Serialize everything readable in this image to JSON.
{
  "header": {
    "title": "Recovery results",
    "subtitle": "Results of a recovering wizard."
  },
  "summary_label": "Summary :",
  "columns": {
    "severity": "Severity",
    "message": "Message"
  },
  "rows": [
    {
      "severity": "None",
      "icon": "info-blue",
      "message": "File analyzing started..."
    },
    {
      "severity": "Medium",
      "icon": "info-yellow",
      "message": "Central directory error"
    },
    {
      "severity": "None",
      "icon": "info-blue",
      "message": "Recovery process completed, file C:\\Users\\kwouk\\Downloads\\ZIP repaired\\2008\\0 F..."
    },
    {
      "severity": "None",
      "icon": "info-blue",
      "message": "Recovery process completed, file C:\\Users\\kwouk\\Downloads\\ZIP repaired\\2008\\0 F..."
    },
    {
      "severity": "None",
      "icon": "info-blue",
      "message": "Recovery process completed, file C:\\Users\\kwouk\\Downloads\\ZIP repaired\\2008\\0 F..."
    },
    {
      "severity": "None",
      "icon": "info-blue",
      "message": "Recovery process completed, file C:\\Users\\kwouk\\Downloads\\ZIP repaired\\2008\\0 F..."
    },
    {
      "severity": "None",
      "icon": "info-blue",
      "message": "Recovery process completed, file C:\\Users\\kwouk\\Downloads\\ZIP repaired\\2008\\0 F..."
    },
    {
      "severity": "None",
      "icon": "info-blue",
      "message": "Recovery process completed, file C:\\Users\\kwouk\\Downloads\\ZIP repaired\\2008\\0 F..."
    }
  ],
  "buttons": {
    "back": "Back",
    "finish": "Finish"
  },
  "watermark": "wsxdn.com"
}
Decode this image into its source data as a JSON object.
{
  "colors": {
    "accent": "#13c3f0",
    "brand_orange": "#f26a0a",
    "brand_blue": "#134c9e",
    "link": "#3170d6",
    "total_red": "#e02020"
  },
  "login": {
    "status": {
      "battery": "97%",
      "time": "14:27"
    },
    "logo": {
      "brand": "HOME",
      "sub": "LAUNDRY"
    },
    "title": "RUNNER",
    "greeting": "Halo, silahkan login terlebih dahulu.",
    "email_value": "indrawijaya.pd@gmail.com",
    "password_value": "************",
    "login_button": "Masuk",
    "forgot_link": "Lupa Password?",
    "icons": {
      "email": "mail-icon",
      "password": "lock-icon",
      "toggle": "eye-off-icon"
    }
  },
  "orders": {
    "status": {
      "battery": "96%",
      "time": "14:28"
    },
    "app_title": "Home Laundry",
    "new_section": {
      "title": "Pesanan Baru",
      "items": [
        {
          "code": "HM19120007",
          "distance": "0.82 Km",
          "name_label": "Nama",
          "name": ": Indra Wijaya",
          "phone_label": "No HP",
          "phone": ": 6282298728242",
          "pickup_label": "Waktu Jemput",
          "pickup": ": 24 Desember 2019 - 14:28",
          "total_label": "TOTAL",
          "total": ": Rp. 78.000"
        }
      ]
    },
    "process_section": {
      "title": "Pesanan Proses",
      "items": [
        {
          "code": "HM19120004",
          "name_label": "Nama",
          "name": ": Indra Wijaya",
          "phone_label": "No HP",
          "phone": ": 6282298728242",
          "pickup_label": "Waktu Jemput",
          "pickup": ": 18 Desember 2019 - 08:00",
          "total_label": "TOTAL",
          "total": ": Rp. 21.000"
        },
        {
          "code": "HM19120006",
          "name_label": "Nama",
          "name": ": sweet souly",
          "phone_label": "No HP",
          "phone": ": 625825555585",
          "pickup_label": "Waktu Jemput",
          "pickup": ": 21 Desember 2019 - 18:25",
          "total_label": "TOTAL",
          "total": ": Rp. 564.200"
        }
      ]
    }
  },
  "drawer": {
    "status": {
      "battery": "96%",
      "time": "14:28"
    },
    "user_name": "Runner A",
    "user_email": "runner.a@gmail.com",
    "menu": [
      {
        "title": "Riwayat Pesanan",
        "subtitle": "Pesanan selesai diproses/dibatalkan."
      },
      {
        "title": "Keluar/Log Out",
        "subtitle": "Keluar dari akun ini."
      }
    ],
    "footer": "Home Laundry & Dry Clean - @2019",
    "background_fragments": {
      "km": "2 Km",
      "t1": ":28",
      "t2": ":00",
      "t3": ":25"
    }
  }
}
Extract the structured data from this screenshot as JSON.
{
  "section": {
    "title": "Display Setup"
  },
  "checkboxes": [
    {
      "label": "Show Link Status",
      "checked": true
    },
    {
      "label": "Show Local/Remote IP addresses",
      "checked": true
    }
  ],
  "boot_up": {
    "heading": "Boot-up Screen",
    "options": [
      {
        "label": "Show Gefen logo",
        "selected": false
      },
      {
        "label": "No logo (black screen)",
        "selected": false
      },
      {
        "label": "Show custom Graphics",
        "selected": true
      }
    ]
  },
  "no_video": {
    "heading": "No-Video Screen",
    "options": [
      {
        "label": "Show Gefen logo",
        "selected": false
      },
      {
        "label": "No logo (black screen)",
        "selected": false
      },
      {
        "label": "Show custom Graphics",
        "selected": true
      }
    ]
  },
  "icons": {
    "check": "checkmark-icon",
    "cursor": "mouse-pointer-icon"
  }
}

※ ※ ※

Copy out every line from the records that has the word "Keluar".

        "title": "Keluar/Log Out",
        "subtitle": "Keluar dari akun ini."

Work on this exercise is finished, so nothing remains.